Given request
Scan the data beneath this task and copy each line that includes "Bratensoße".

Dataset records
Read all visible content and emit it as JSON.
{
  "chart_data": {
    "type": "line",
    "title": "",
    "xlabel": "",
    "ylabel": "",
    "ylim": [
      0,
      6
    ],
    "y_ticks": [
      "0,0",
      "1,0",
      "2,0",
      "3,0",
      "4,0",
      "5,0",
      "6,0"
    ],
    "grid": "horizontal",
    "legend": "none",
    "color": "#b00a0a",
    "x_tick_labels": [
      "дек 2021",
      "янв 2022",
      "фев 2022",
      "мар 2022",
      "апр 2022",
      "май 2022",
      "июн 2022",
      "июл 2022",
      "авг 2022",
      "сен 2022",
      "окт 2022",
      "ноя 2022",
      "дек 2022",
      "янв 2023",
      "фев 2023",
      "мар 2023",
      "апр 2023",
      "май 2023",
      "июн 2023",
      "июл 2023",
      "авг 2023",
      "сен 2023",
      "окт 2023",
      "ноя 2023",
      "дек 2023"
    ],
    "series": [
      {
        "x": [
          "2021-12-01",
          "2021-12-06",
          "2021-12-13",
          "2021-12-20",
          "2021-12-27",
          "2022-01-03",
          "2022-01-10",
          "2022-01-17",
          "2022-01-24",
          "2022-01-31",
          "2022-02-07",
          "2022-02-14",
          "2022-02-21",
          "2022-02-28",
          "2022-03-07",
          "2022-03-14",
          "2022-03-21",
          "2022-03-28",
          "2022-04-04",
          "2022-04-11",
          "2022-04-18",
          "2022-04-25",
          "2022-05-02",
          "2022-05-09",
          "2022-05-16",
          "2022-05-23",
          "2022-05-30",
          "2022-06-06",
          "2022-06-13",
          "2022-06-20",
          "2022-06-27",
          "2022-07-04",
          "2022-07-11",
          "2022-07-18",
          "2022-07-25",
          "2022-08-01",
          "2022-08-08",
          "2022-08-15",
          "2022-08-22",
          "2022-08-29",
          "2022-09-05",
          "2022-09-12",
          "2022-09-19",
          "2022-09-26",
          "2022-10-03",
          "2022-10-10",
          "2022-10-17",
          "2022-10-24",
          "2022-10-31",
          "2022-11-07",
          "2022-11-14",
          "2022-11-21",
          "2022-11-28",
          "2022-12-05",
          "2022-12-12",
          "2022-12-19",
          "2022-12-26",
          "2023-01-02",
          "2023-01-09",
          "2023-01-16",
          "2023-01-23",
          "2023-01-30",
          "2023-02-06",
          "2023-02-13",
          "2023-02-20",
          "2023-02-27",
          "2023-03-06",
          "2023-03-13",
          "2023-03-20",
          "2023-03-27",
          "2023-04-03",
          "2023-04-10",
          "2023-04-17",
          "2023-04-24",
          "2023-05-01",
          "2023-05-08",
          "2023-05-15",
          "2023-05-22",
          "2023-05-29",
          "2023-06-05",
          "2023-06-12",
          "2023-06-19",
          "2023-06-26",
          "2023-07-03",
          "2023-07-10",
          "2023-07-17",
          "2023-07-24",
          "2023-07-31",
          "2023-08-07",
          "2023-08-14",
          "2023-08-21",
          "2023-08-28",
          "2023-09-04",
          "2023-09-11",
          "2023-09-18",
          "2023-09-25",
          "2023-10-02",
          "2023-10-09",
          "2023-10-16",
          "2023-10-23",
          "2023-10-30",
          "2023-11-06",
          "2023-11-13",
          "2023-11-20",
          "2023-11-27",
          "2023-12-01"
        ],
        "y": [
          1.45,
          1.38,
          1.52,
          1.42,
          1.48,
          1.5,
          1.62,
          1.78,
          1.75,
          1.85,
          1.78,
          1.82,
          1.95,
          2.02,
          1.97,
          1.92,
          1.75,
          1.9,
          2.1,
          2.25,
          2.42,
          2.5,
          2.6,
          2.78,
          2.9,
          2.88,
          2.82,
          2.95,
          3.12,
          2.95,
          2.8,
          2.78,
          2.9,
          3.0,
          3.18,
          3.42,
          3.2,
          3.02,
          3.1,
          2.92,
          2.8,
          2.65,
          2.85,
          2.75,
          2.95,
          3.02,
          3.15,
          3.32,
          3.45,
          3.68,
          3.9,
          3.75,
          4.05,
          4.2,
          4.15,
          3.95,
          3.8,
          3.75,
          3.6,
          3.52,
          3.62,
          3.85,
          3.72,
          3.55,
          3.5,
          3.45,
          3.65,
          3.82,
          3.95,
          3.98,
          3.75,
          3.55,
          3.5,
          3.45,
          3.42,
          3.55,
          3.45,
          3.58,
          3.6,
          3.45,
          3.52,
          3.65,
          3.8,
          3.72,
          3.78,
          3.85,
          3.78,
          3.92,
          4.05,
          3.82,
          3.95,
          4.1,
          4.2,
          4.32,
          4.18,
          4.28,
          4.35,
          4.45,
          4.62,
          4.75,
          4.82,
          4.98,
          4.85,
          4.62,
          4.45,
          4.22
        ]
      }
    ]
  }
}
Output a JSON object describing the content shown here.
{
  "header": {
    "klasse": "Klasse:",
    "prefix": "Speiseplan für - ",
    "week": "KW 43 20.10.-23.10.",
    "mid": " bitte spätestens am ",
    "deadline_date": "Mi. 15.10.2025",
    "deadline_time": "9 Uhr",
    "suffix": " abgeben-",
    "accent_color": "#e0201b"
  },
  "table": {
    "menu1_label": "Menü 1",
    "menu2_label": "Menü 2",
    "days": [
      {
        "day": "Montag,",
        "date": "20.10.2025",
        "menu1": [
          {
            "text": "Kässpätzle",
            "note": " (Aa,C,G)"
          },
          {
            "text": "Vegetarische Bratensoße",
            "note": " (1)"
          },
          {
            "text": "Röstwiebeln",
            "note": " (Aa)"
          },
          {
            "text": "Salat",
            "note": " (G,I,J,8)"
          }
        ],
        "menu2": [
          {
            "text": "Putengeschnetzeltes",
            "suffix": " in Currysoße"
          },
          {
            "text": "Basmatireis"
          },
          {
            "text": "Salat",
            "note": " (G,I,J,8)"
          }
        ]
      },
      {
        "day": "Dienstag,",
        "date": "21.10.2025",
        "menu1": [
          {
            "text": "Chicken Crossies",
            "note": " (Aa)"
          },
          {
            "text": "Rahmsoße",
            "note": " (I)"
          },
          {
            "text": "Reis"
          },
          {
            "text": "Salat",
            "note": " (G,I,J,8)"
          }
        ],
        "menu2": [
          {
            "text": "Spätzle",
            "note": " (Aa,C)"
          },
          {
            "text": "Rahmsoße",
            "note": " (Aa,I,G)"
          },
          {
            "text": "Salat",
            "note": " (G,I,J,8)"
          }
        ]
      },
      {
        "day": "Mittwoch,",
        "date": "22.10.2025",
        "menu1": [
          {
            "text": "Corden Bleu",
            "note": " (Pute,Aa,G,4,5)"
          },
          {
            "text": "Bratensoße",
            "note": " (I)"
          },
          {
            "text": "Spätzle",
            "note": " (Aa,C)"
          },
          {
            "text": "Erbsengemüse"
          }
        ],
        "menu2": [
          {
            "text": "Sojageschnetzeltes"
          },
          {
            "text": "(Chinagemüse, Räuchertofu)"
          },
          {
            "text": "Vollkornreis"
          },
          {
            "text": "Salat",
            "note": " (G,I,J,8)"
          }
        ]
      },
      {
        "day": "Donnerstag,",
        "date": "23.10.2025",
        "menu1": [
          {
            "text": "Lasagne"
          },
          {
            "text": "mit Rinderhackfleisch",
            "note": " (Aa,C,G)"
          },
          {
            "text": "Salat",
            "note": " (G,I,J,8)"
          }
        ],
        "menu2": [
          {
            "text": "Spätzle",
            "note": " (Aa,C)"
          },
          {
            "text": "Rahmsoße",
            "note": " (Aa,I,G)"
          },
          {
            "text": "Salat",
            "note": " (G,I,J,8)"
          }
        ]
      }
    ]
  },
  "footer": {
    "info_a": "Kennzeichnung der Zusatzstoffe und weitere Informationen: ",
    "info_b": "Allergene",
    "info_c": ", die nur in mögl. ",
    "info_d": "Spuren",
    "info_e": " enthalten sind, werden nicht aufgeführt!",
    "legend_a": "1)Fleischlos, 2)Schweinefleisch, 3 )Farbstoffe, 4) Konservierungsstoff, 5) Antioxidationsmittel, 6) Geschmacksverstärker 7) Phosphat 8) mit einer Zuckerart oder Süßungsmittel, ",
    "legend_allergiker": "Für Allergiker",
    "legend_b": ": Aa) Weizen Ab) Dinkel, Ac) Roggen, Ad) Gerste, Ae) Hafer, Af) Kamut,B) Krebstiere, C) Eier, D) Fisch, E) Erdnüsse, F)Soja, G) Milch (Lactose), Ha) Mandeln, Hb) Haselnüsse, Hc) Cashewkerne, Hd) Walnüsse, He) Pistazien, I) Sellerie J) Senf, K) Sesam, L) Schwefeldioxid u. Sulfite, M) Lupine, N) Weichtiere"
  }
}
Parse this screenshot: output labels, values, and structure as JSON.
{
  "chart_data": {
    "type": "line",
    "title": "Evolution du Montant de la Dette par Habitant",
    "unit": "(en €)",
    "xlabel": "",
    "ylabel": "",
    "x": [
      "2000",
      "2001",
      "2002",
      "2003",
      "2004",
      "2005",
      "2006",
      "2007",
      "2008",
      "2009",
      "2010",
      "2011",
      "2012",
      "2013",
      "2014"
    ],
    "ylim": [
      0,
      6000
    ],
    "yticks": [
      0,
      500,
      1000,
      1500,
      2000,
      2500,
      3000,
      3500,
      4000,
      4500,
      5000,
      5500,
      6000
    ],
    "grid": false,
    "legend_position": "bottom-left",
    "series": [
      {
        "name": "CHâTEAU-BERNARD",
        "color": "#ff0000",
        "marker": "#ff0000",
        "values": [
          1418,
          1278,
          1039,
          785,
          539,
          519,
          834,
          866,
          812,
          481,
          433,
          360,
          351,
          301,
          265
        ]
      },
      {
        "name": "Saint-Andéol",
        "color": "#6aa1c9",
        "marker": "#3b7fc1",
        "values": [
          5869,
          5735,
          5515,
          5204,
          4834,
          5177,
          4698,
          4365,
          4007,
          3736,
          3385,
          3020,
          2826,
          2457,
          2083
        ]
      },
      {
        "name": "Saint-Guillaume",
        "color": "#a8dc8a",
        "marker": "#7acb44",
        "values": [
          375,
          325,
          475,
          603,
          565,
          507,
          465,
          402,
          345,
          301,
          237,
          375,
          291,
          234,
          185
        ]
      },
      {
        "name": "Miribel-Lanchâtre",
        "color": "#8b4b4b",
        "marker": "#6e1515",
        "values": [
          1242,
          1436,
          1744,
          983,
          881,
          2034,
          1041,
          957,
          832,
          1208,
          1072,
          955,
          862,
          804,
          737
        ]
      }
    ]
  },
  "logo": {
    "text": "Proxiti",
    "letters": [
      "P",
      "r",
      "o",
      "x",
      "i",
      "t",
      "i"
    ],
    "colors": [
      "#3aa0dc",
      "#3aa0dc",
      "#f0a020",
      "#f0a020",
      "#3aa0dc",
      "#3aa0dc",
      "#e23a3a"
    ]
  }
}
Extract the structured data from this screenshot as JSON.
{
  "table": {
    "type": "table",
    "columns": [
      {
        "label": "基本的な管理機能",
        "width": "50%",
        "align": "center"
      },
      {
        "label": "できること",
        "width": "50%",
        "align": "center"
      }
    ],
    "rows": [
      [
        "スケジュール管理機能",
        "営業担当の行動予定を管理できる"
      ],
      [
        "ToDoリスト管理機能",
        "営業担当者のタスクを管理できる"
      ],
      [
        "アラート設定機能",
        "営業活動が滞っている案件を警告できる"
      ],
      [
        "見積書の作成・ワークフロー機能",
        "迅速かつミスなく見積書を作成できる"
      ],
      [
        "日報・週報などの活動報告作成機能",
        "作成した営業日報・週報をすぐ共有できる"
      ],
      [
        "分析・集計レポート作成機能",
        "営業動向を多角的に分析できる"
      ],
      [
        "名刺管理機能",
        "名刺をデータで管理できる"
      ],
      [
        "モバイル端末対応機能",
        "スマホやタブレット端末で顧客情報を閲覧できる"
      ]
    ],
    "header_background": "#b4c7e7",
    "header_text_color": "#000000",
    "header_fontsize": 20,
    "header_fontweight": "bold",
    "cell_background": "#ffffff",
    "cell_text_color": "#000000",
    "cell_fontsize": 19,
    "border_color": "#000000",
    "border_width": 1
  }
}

Answer in full
            "text": "Vegetarische Bratensoße",
            "text": "Bratensoße",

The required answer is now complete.